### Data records
********************
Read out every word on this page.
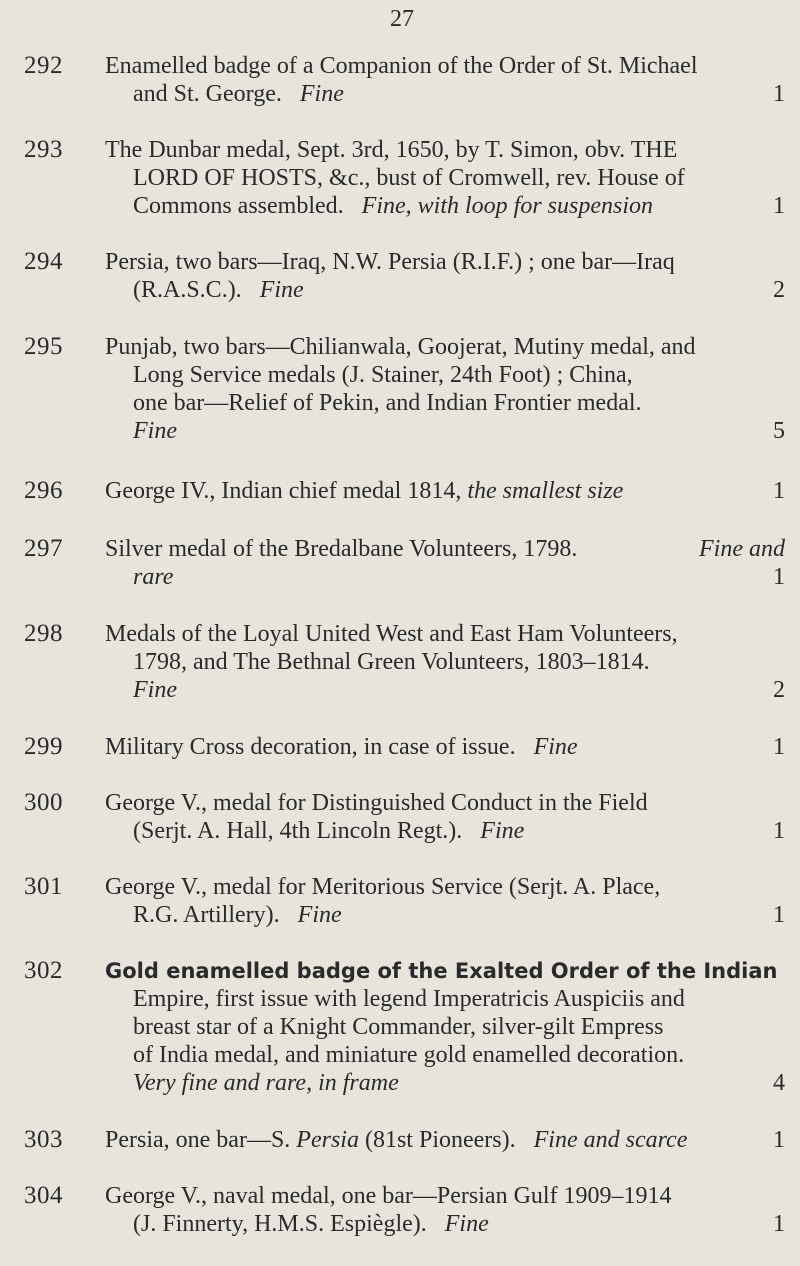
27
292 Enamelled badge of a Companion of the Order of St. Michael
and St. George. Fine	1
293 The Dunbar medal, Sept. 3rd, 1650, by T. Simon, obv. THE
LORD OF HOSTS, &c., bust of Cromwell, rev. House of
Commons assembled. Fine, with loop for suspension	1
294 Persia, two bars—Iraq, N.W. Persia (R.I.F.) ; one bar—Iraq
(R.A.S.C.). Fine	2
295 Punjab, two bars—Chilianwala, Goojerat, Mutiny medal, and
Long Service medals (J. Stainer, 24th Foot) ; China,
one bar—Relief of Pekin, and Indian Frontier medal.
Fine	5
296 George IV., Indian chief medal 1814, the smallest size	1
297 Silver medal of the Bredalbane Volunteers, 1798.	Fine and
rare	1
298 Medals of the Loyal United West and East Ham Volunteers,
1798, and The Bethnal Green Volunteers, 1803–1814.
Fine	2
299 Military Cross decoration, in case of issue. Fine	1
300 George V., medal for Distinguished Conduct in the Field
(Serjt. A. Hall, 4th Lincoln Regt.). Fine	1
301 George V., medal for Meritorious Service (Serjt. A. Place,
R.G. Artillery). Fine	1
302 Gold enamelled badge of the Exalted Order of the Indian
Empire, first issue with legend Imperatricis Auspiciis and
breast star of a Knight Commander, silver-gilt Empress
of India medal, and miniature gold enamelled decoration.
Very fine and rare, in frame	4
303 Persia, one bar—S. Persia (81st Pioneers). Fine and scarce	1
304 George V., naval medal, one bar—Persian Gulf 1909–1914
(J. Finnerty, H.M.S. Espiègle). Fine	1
********************
### WRITTEN TASK
Collect every line with the string "issue" from the records, and copy each.

### EXERCISE RESULT
299 Military Cross decoration, in case of issue. Fine	1
Empire, first issue with legend Imperatricis Auspiciis and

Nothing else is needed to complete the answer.